Data extracted from a collection

-- Start --

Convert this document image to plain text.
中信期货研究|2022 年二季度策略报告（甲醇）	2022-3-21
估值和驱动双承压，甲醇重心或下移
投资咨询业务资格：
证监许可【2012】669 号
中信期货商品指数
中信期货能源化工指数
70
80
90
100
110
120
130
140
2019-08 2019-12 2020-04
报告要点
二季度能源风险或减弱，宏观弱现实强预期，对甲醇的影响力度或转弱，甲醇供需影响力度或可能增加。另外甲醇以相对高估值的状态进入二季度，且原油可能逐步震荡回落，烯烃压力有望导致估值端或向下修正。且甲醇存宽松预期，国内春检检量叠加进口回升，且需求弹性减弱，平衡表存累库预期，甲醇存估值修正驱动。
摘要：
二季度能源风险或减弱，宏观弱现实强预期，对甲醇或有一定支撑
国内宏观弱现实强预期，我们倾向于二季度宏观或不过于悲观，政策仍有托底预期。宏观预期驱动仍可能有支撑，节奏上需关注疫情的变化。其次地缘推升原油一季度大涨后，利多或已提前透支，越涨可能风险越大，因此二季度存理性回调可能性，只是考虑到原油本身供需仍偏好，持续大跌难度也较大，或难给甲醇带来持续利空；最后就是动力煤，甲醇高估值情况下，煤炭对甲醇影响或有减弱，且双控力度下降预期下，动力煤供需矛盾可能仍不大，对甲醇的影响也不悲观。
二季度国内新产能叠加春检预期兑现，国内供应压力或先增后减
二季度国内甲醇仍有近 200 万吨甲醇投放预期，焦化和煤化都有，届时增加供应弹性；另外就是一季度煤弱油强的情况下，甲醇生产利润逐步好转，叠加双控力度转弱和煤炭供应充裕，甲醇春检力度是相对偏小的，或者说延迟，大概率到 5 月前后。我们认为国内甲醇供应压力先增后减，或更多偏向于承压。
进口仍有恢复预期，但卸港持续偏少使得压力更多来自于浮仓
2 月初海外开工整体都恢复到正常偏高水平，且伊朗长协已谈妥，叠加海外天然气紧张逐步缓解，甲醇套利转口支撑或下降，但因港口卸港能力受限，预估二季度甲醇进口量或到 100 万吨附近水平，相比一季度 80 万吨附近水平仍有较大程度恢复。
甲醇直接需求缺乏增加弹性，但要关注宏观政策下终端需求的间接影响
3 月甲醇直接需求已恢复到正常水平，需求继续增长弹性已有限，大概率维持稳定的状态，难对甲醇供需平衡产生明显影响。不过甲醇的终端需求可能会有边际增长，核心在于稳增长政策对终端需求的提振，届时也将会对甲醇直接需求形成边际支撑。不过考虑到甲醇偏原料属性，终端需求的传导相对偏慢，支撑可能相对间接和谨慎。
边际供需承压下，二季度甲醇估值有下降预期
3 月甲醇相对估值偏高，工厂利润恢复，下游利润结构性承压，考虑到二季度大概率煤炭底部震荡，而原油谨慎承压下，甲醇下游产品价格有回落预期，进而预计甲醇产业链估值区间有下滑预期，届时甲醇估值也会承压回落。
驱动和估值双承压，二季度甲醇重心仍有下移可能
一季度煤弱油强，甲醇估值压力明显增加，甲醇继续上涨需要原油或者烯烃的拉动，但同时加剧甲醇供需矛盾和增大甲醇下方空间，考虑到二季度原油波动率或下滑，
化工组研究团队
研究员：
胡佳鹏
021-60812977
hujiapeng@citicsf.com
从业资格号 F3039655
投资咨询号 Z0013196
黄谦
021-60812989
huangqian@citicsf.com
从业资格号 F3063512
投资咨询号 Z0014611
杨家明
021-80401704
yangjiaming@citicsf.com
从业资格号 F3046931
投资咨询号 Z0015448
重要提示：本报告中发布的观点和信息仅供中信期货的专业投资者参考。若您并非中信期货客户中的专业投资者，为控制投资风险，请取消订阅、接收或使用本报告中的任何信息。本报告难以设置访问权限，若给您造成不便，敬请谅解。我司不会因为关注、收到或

-- End --

§ What needs to be done
Restate each record exactly as written.

§ Correct answer
Convert this document image to plain text.
中信期货研究|2022 年二季度策略报告（甲醇）	2022-3-21
估值和驱动双承压，甲醇重心或下移
投资咨询业务资格：
证监许可【2012】669 号
中信期货商品指数
中信期货能源化工指数
70
80
90
100
110
120
130
140
2019-08 2019-12 2020-04
报告要点
二季度能源风险或减弱，宏观弱现实强预期，对甲醇的影响力度或转弱，甲醇供需影响力度或可能增加。另外甲醇以相对高估值的状态进入二季度，且原油可能逐步震荡回落，烯烃压力有望导致估值端或向下修正。且甲醇存宽松预期，国内春检检量叠加进口回升，且需求弹性减弱，平衡表存累库预期，甲醇存估值修正驱动。
摘要：
二季度能源风险或减弱，宏观弱现实强预期，对甲醇或有一定支撑
国内宏观弱现实强预期，我们倾向于二季度宏观或不过于悲观，政策仍有托底预期。宏观预期驱动仍可能有支撑，节奏上需关注疫情的变化。其次地缘推升原油一季度大涨后，利多或已提前透支，越涨可能风险越大，因此二季度存理性回调可能性，只是考虑到原油本身供需仍偏好，持续大跌难度也较大，或难给甲醇带来持续利空；最后就是动力煤，甲醇高估值情况下，煤炭对甲醇影响或有减弱，且双控力度下降预期下，动力煤供需矛盾可能仍不大，对甲醇的影响也不悲观。
二季度国内新产能叠加春检预期兑现，国内供应压力或先增后减
二季度国内甲醇仍有近 200 万吨甲醇投放预期，焦化和煤化都有，届时增加供应弹性；另外就是一季度煤弱油强的情况下，甲醇生产利润逐步好转，叠加双控力度转弱和煤炭供应充裕，甲醇春检力度是相对偏小的，或者说延迟，大概率到 5 月前后。我们认为国内甲醇供应压力先增后减，或更多偏向于承压。
进口仍有恢复预期，但卸港持续偏少使得压力更多来自于浮仓
2 月初海外开工整体都恢复到正常偏高水平，且伊朗长协已谈妥，叠加海外天然气紧张逐步缓解，甲醇套利转口支撑或下降，但因港口卸港能力受限，预估二季度甲醇进口量或到 100 万吨附近水平，相比一季度 80 万吨附近水平仍有较大程度恢复。
甲醇直接需求缺乏增加弹性，但要关注宏观政策下终端需求的间接影响
3 月甲醇直接需求已恢复到正常水平，需求继续增长弹性已有限，大概率维持稳定的状态，难对甲醇供需平衡产生明显影响。不过甲醇的终端需求可能会有边际增长，核心在于稳增长政策对终端需求的提振，届时也将会对甲醇直接需求形成边际支撑。不过考虑到甲醇偏原料属性，终端需求的传导相对偏慢，支撑可能相对间接和谨慎。
边际供需承压下，二季度甲醇估值有下降预期
3 月甲醇相对估值偏高，工厂利润恢复，下游利润结构性承压，考虑到二季度大概率煤炭底部震荡，而原油谨慎承压下，甲醇下游产品价格有回落预期，进而预计甲醇产业链估值区间有下滑预期，届时甲醇估值也会承压回落。
驱动和估值双承压，二季度甲醇重心仍有下移可能
一季度煤弱油强，甲醇估值压力明显增加，甲醇继续上涨需要原油或者烯烃的拉动，但同时加剧甲醇供需矛盾和增大甲醇下方空间，考虑到二季度原油波动率或下滑，
化工组研究团队
研究员：
胡佳鹏
021-60812977
hujiapeng@citicsf.com
从业资格号 F3039655
投资咨询号 Z0013196
黄谦
021-60812989
huangqian@citicsf.com
从业资格号 F3063512
投资咨询号 Z0014611
杨家明
021-80401704
yangjiaming@citicsf.com
从业资格号 F3046931
投资咨询号 Z0015448
重要提示：本报告中发布的观点和信息仅供中信期货的专业投资者参考。若您并非中信期货客户中的专业投资者，为控制投资风险，请取消订阅、接收或使用本报告中的任何信息。本报告难以设置访问权限，若给您造成不便，敬请谅解。我司不会因为关注、收到或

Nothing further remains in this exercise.